_Dataset entries_.
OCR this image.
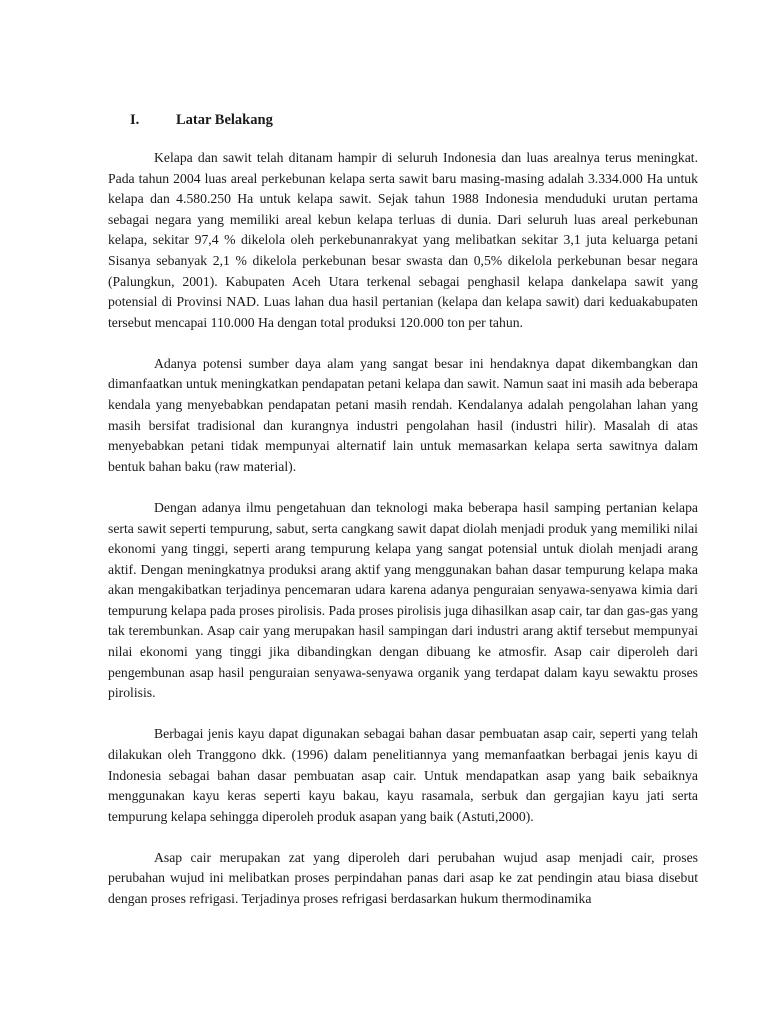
I.	Latar Belakang

Kelapa dan sawit telah ditanam hampir di seluruh Indonesia dan luas arealnya terus meningkat. Pada tahun 2004 luas areal perkebunan kelapa serta sawit baru masing-masing adalah 3.334.000 Ha untuk kelapa dan 4.580.250 Ha untuk kelapa sawit. Sejak tahun 1988 Indonesia menduduki urutan pertama sebagai negara yang memiliki areal kebun kelapa terluas di dunia. Dari seluruh luas areal perkebunan kelapa, sekitar 97,4 % dikelola oleh perkebunanrakyat yang melibatkan sekitar 3,1 juta keluarga petani Sisanya sebanyak 2,1 % dikelola perkebunan besar swasta dan 0,5% dikelola perkebunan besar negara (Palungkun, 2001). Kabupaten Aceh Utara terkenal sebagai penghasil kelapa dankelapa sawit yang potensial di Provinsi NAD. Luas lahan dua hasil pertanian (kelapa dan kelapa sawit) dari keduakabupaten tersebut mencapai 110.000 Ha dengan total produksi 120.000 ton per tahun.

Adanya potensi sumber daya alam yang sangat besar ini hendaknya dapat dikembangkan dan dimanfaatkan untuk meningkatkan pendapatan petani kelapa dan sawit. Namun saat ini masih ada beberapa kendala yang menyebabkan pendapatan petani masih rendah. Kendalanya adalah pengolahan lahan yang masih bersifat tradisional dan kurangnya industri pengolahan hasil (industri hilir). Masalah di atas menyebabkan petani tidak mempunyai alternatif lain untuk memasarkan kelapa serta sawitnya dalam bentuk bahan baku (raw material).

Dengan adanya ilmu pengetahuan dan teknologi maka beberapa hasil samping pertanian kelapa serta sawit seperti tempurung, sabut, serta cangkang sawit dapat diolah menjadi produk yang memiliki nilai ekonomi yang tinggi, seperti arang tempurung kelapa yang sangat potensial untuk diolah menjadi arang aktif. Dengan meningkatnya produksi arang aktif yang menggunakan bahan dasar tempurung kelapa maka akan mengakibatkan terjadinya pencemaran udara karena adanya penguraian senyawa-senyawa kimia dari tempurung kelapa pada proses pirolisis. Pada proses pirolisis juga dihasilkan asap cair, tar dan gas-gas yang tak terembunkan. Asap cair yang merupakan hasil sampingan dari industri arang aktif tersebut mempunyai nilai ekonomi yang tinggi jika dibandingkan dengan dibuang ke atmosfir. Asap cair diperoleh dari pengembunan asap hasil penguraian senyawa-senyawa organik yang terdapat dalam kayu sewaktu proses pirolisis.

Berbagai jenis kayu dapat digunakan sebagai bahan dasar pembuatan asap cair, seperti yang telah dilakukan oleh Tranggono dkk. (1996) dalam penelitiannya yang memanfaatkan berbagai jenis kayu di Indonesia sebagai bahan dasar pembuatan asap cair. Untuk mendapatkan asap yang baik sebaiknya menggunakan kayu keras seperti kayu bakau, kayu rasamala, serbuk dan gergajian kayu jati serta tempurung kelapa sehingga diperoleh produk asapan yang baik (Astuti,2000).

Asap cair merupakan zat yang diperoleh dari perubahan wujud asap menjadi cair, proses perubahan wujud ini melibatkan proses perpindahan panas dari asap ke zat pendingin atau biasa disebut dengan proses refrigasi. Terjadinya proses refrigasi berdasarkan hukum thermodinamika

_SET PROBLEM_.
Copy out every line in the listing where the word "menjadi" appears.

_OUTPUT_.
Dengan adanya ilmu pengetahuan dan teknologi maka beberapa hasil samping pertanian kelapa serta sawit seperti tempurung, sabut, serta cangkang sawit dapat diolah menjadi produk yang memiliki nilai ekonomi yang tinggi, seperti arang tempurung kelapa yang sangat potensial untuk diolah menjadi arang aktif. Dengan meningkatnya produksi arang aktif yang menggunakan bahan dasar tempurung kelapa maka akan mengakibatkan terjadinya pencemaran udara karena adanya penguraian senyawa-senyawa kimia dari tempurung kelapa pada proses pirolisis. Pada proses pirolisis juga dihasilkan asap cair, tar dan gas-gas yang tak terembunkan. Asap cair yang merupakan hasil sampingan dari industri arang aktif tersebut mempunyai nilai ekonomi yang tinggi jika dibandingkan dengan dibuang ke atmosfir. Asap cair diperoleh dari pengembunan asap hasil penguraian senyawa-senyawa organik yang terdapat dalam kayu sewaktu proses pirolisis.
Asap cair merupakan zat yang diperoleh dari perubahan wujud asap menjadi cair, proses perubahan wujud ini melibatkan proses perpindahan panas dari asap ke zat pendingin atau biasa disebut dengan proses refrigasi. Terjadinya proses refrigasi berdasarkan hukum thermodinamika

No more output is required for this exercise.